Items from a dataset:
______________________________
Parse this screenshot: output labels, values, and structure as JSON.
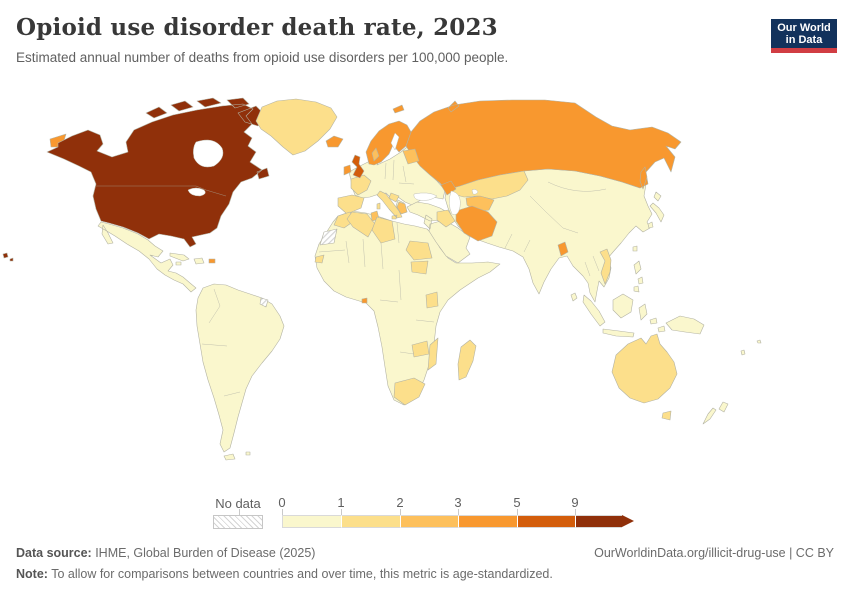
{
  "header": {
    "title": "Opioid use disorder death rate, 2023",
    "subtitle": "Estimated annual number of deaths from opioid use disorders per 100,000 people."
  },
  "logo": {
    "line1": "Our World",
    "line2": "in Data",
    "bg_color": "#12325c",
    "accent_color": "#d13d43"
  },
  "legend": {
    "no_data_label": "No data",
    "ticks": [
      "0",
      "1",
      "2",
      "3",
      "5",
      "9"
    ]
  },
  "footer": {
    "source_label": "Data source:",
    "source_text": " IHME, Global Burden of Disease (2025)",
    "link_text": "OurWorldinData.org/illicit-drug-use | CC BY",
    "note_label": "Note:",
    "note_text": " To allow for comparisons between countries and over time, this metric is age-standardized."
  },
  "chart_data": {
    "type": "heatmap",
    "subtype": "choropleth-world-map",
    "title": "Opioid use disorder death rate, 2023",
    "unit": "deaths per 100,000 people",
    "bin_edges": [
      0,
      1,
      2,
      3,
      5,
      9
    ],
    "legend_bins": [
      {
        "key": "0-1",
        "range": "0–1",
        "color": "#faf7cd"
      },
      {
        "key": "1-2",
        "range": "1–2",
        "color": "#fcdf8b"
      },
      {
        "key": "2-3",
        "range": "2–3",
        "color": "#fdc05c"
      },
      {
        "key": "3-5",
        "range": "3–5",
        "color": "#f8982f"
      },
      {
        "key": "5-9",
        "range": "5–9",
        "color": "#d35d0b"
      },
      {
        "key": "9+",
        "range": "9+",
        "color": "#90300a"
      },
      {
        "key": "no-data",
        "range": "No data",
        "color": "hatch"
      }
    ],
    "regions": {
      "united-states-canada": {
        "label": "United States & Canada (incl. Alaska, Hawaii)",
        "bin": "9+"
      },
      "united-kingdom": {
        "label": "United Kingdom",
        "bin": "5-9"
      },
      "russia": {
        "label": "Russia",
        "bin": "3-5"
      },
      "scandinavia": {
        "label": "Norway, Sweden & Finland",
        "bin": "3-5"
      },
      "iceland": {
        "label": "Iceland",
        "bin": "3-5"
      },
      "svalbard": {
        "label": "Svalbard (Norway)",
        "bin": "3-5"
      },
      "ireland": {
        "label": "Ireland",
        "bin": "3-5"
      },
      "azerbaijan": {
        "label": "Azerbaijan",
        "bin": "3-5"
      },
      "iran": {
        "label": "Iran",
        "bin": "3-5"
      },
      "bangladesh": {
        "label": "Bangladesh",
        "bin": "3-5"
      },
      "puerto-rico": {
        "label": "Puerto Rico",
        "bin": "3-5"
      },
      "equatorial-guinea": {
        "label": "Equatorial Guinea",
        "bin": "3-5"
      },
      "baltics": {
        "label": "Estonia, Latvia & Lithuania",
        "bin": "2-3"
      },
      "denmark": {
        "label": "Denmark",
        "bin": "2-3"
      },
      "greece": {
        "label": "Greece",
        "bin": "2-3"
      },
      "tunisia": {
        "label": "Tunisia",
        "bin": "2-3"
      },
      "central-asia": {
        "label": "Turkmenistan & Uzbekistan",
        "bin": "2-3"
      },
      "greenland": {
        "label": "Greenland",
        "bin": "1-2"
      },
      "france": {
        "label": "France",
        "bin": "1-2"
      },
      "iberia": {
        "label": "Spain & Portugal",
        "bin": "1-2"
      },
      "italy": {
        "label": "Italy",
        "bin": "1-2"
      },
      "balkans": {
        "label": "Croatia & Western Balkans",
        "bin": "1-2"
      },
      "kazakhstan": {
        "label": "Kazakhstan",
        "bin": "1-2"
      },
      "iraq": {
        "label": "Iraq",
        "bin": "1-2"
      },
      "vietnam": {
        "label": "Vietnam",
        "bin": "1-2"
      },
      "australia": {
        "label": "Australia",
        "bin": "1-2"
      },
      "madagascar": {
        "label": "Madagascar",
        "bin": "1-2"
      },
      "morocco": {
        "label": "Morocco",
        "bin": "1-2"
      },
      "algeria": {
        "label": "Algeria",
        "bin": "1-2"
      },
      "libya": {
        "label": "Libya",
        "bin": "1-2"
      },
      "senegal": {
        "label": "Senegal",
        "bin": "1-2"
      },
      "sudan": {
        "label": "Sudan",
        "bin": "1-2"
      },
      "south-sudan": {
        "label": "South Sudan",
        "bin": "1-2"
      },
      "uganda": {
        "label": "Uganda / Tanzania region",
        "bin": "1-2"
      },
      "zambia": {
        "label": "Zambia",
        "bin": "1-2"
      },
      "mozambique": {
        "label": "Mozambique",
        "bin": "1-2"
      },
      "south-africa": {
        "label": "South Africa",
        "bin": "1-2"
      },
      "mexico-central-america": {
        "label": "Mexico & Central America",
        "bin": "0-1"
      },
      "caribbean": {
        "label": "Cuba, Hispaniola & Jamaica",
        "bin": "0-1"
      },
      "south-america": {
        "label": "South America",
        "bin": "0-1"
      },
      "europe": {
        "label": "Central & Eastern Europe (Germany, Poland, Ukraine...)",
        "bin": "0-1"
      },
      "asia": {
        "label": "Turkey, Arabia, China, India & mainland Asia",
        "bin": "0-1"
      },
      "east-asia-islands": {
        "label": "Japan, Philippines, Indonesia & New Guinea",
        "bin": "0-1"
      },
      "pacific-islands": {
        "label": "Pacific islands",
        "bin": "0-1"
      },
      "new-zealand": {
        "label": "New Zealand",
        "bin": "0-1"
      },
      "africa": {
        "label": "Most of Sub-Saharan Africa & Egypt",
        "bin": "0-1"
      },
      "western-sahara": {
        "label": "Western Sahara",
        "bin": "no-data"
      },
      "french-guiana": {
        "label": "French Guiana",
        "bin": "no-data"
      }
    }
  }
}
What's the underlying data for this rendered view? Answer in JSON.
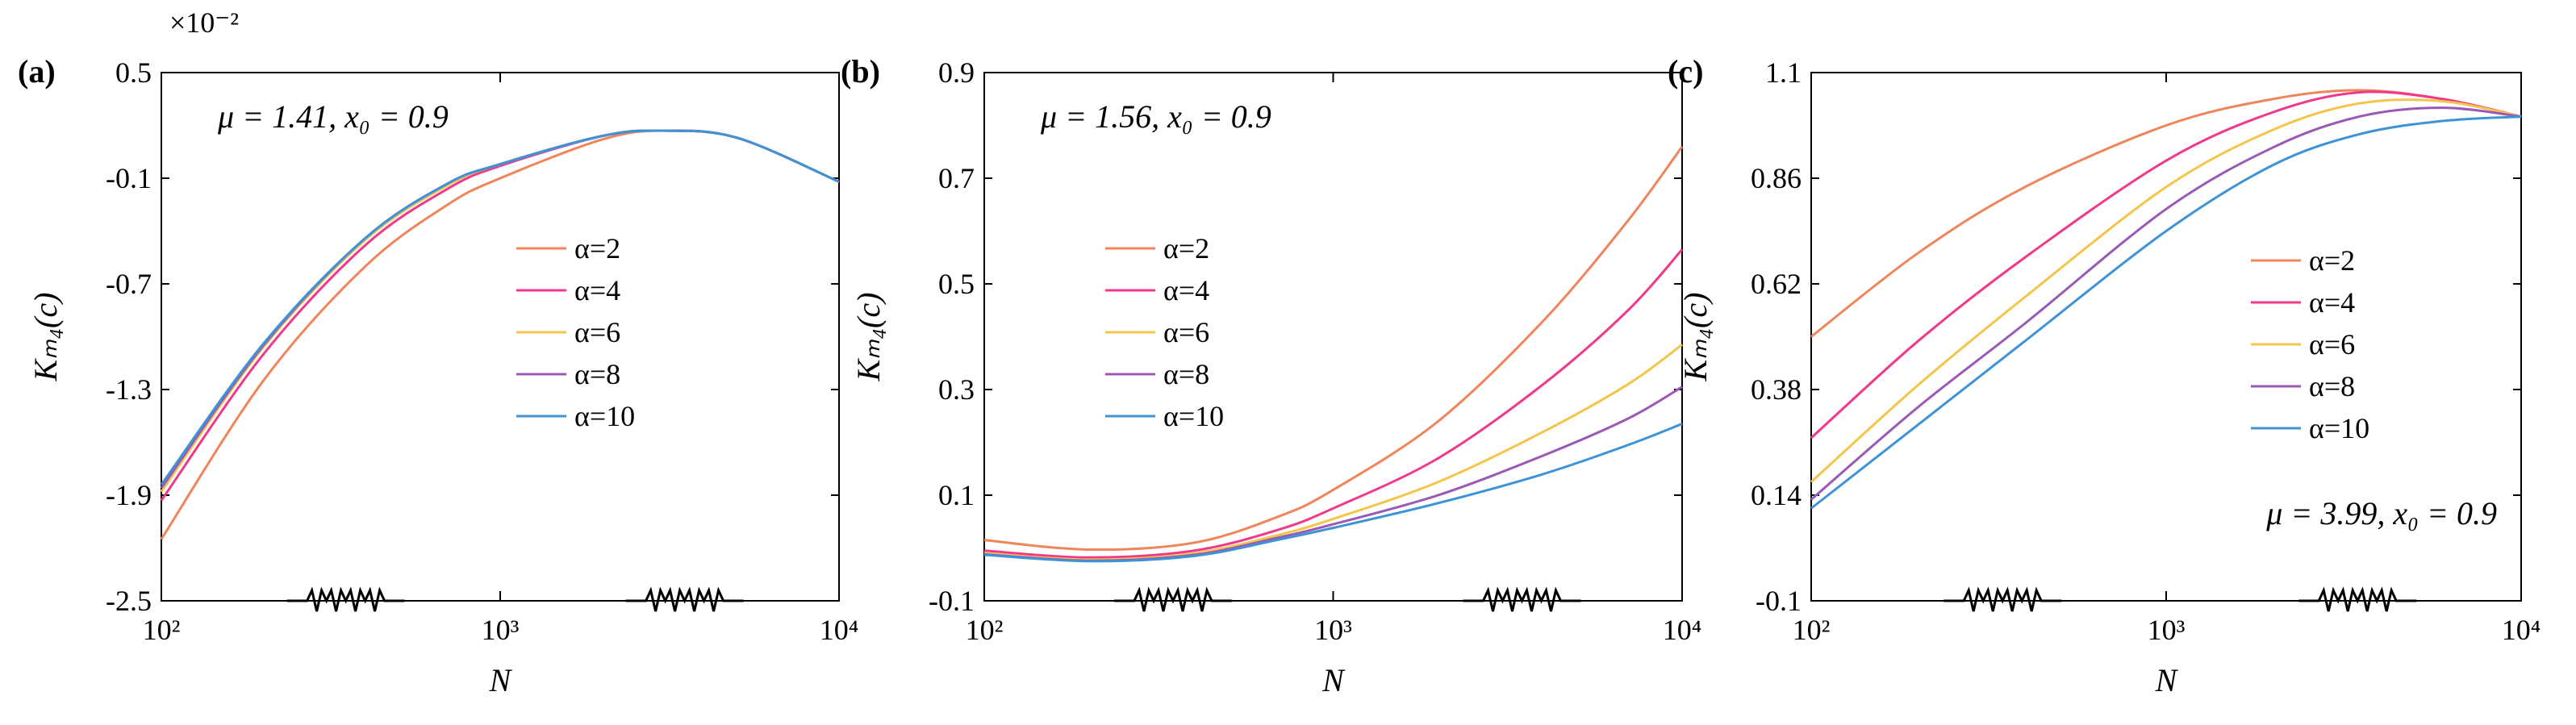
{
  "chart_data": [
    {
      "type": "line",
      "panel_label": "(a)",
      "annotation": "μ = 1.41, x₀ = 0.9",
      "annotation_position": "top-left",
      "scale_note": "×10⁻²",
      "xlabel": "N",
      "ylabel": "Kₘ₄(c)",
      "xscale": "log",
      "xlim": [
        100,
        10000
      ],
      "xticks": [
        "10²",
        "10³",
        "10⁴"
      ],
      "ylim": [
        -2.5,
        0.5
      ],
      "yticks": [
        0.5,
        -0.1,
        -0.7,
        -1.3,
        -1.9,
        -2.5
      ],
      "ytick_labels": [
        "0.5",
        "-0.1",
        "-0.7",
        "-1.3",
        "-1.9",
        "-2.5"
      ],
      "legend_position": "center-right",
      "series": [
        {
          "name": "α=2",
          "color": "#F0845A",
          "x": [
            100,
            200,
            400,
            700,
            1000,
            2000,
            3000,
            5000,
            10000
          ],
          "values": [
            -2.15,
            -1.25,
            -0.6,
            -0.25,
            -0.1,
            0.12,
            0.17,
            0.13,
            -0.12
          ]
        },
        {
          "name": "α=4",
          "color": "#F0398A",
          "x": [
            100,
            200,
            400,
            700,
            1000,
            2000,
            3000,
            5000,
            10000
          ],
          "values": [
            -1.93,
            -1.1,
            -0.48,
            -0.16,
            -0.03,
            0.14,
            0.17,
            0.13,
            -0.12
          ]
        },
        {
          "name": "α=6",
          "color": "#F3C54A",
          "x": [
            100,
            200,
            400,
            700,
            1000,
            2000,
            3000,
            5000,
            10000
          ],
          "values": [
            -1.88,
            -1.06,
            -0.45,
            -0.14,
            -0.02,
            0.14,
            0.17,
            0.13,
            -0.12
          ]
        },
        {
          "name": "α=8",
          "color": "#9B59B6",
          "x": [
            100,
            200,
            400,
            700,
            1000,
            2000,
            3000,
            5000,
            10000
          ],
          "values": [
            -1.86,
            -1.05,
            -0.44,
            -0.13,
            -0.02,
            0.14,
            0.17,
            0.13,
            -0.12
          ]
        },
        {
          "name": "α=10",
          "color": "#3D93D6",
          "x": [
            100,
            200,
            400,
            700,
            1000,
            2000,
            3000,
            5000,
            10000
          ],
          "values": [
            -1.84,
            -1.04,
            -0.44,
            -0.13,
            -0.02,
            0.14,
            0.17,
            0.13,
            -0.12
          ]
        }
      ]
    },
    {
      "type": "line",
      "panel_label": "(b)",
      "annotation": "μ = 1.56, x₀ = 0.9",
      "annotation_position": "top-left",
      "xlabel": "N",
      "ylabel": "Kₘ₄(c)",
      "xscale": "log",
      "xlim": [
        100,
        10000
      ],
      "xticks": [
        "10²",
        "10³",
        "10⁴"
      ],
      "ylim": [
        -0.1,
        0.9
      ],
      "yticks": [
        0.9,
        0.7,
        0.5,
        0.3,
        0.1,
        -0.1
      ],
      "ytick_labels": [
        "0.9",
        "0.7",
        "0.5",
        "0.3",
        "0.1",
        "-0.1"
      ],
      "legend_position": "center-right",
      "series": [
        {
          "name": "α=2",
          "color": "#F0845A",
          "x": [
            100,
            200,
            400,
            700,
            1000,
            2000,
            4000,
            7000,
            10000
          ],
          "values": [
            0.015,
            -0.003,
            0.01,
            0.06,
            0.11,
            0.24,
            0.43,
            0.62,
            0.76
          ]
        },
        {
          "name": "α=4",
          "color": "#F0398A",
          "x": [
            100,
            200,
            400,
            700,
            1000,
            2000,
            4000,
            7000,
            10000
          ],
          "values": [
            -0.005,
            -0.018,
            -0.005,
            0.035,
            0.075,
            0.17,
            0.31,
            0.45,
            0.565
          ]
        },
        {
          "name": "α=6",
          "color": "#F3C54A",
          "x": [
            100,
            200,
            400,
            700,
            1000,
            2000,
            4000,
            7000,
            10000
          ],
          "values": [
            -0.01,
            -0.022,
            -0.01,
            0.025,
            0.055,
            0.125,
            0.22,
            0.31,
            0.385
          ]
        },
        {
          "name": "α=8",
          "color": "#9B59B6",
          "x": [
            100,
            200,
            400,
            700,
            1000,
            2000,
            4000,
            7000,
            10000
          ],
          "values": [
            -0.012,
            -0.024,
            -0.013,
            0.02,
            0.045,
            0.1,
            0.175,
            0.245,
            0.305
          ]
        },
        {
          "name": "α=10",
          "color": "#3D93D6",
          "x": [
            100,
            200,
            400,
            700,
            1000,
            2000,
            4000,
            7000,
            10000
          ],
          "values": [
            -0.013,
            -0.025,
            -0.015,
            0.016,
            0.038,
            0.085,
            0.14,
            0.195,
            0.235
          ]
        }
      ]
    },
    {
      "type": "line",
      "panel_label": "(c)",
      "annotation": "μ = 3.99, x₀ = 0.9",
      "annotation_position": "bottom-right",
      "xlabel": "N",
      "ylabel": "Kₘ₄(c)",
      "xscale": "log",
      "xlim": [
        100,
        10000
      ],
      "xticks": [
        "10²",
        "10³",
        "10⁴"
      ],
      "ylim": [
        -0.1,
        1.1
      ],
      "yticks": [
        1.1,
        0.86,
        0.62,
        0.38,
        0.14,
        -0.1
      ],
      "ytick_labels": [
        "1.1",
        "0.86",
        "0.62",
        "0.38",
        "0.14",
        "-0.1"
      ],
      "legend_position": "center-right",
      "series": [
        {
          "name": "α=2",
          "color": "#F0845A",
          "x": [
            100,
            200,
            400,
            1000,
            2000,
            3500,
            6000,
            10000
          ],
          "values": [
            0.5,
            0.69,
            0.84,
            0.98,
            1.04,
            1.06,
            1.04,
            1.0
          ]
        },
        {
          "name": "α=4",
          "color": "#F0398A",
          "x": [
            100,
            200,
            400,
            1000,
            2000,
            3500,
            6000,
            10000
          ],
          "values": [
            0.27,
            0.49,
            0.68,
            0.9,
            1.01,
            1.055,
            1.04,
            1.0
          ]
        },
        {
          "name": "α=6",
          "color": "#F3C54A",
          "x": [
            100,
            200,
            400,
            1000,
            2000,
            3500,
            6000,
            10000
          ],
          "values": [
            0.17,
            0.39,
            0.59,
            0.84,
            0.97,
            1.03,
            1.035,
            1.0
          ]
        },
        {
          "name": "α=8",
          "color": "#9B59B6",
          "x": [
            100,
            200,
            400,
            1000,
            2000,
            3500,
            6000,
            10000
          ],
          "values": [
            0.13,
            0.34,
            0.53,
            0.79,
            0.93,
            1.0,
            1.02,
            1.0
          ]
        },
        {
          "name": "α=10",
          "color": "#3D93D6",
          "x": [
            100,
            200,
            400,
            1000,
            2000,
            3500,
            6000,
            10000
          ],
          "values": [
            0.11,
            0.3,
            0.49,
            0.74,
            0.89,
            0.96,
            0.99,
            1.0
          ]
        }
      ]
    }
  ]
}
______________________________
▸ **Direction**
Where does the word "Norway" appear in the listing? List each line that holds it.

▸ **Full answer**
        "label": "Norway, Sweden & Finland",
        "label": "Svalbard (Norway)",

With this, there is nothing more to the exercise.